Selected extract:
%%
And now OP is jealous because she's pointed out that they have been on holiday and have nice things hmm, is it not just ok to point out that some people moan about trivial things (like being tired) when other people are working their asses off to support their kids as a single parent?*

OP says she is having a tough time. She has, more or less, stated that some married friend she knows complains that she is tired. I wonder if OP knows the exact details of said friends life?? I very much doubt it!

Also why would OP be making a comparison between her life and someone else's? Everyone's lives are different, depending on their individual circumstances.. Maybe OP would like all mothers to be single parents so everyone is on a level playing field? 😏

lawnofdelray · 19/09/2017 17:46

You say you didn't choose to have a useless father to your 3 DC..
I would disagree. Surely you noticed he was useless and didn't need to continue to have more?

Lavabravacava · 19/09/2017 17:49

My kids go to 3 different schools because they are all different ages. That will change in 2 years and I will have only 2 schools to go to for a while.

MargotLovedTom1 · 19/09/2017 17:55

OK sloegin there is your confirmation right there that she has very little self-awareness, and even less empathy.

"Try squeezing in washing and ironing after a full day at work and getting the kids sorted and off to bed on your tod! I'm dead on my feet 😴. Hope you get sorted. Catch up properly soon."

That's what I'd want to reply. I know people on here will say how petty but that wouldn't bother me tbh.

Nuttynoo · 19/09/2017 17:56

OP has hit the nail on the head really, but I think you get lazy gits anywhere. Lazy gits will find being a 'sahm' with a nanny/cleaner exhausting but they tend to do no better at work and are also the type to leave jobs unfinished and clock-watch. Thankfully not all sahm are lazy gits.
%%
Work order: List every username in the forum thread that appears next to a date and time.

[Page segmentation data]
%%
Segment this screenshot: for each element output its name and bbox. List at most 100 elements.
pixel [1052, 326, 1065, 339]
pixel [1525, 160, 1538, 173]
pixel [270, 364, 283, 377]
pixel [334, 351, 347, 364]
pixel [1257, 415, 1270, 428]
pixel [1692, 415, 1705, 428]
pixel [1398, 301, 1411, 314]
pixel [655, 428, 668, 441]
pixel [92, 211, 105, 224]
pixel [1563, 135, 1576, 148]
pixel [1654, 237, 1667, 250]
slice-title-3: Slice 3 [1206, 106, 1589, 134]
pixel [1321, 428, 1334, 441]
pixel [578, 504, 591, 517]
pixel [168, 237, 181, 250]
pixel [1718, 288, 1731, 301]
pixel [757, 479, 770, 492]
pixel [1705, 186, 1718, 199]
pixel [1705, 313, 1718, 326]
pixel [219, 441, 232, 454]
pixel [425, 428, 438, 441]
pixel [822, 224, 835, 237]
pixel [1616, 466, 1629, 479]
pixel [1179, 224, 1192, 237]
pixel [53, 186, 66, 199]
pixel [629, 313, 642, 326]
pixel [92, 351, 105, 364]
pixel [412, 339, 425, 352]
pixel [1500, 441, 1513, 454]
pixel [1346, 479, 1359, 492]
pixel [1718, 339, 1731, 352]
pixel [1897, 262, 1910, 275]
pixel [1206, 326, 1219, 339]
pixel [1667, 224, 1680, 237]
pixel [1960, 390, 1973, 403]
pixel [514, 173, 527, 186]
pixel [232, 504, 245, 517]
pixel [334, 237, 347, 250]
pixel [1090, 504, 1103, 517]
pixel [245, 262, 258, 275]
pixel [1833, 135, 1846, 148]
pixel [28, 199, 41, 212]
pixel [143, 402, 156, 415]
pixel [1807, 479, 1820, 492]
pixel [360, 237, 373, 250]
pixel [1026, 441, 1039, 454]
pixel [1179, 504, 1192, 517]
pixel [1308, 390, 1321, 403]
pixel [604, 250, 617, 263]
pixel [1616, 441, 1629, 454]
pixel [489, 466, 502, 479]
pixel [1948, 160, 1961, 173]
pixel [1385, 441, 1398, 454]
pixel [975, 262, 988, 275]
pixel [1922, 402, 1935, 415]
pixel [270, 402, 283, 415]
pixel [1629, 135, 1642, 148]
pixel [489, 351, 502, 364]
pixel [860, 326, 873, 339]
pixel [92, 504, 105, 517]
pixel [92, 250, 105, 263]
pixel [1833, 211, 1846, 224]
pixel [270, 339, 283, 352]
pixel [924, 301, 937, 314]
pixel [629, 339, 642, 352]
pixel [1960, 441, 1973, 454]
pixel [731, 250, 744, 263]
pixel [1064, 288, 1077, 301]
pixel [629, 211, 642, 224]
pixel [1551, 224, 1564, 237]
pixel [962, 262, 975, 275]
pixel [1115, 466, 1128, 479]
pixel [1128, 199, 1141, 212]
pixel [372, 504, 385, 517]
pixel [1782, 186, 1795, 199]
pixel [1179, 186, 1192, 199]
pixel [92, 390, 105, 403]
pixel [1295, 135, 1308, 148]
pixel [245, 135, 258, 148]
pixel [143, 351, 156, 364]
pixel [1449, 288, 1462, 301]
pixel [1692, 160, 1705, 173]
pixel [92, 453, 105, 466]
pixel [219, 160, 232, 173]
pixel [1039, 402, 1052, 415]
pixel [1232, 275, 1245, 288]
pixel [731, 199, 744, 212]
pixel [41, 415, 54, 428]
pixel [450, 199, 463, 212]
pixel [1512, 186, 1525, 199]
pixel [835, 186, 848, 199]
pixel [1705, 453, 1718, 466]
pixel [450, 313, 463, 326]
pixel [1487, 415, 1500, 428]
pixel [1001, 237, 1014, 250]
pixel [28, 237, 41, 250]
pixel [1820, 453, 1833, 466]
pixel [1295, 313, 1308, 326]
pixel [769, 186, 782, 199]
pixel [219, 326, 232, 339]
%%
Answer below:
lawnofdelray
Lavabravacava
MargotLovedTom1
Nuttynoo